Collection entries
* Begin *

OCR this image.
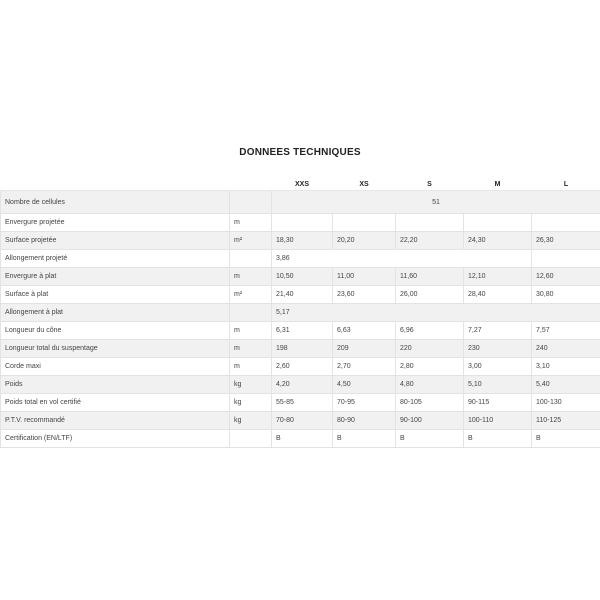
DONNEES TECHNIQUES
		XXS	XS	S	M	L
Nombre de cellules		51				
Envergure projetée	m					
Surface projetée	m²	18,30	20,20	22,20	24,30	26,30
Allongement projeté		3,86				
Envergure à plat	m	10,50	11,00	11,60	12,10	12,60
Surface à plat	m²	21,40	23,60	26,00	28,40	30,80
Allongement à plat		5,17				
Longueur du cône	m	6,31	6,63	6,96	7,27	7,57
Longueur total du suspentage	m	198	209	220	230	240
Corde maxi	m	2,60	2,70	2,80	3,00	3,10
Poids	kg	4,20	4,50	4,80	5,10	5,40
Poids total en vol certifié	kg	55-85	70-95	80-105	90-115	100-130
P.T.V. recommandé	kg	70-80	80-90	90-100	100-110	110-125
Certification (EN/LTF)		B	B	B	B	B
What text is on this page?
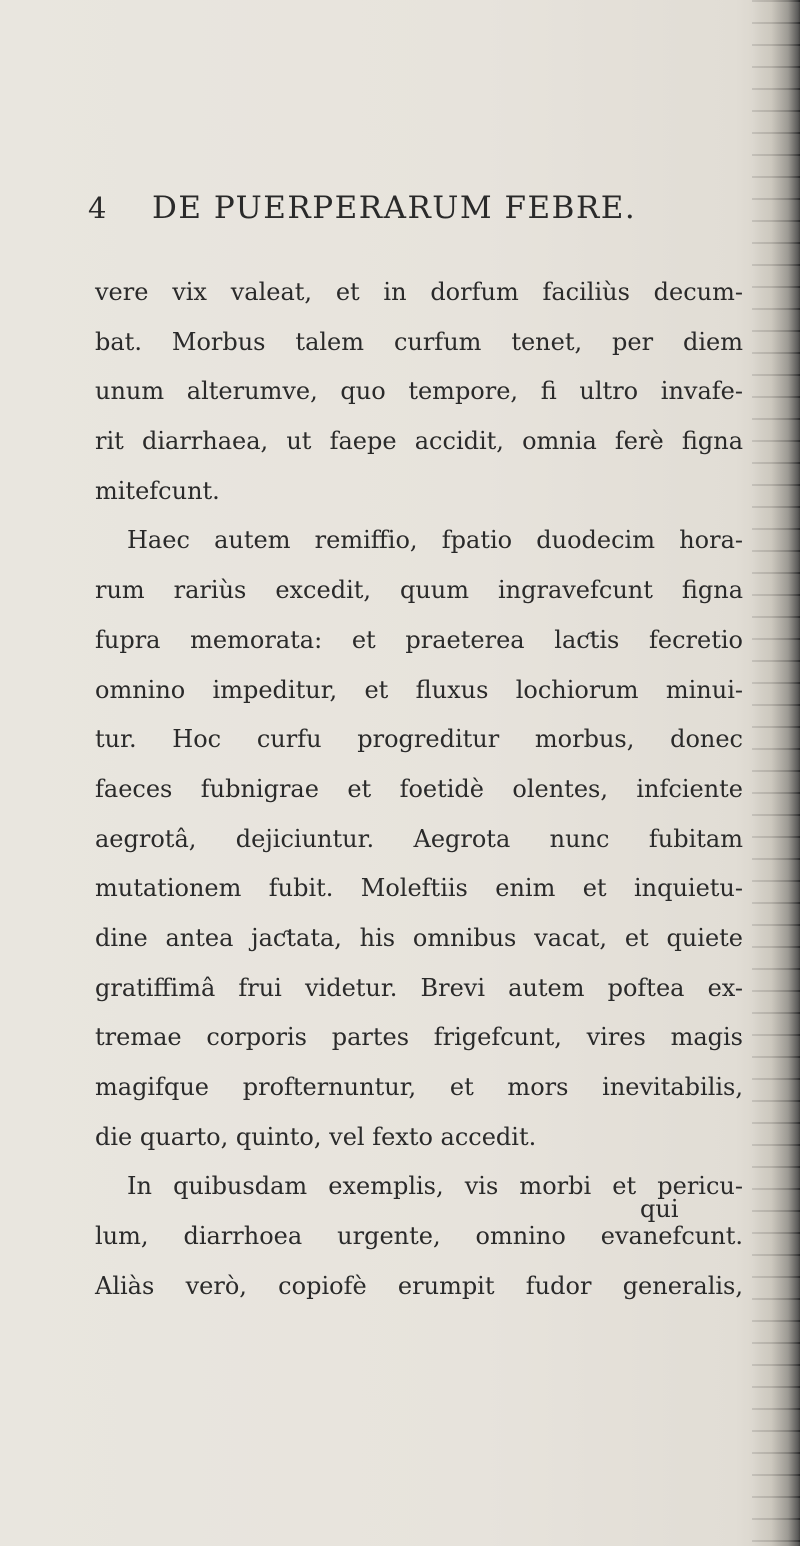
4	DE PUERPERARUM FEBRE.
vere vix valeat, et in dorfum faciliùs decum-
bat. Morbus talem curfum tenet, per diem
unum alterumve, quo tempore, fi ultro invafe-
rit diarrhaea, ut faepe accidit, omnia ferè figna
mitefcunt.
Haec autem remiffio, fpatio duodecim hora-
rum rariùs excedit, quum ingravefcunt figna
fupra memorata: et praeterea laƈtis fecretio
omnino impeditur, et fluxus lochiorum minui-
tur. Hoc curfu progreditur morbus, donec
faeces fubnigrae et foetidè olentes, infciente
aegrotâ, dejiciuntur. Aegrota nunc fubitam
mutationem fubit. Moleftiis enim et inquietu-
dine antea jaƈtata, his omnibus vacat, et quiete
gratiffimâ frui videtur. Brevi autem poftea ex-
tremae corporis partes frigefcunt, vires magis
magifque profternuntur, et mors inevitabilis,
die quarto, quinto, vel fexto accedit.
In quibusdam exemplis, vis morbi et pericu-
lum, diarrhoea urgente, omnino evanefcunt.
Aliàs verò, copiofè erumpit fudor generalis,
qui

* End *
* Begin *

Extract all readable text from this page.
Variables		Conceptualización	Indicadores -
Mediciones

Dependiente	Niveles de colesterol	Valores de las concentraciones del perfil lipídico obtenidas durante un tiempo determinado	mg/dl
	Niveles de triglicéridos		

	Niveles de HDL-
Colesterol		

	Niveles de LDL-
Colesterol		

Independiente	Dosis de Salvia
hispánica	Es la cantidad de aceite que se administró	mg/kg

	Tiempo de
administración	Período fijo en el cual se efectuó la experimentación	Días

* End *

THE REQUEST:
Point out every line holding the string "figna" and copy it.

COMPLETED TASK:
rit diarrhaea, ut faepe accidit, omnia ferè figna
rum rariùs excedit, quum ingravefcunt figna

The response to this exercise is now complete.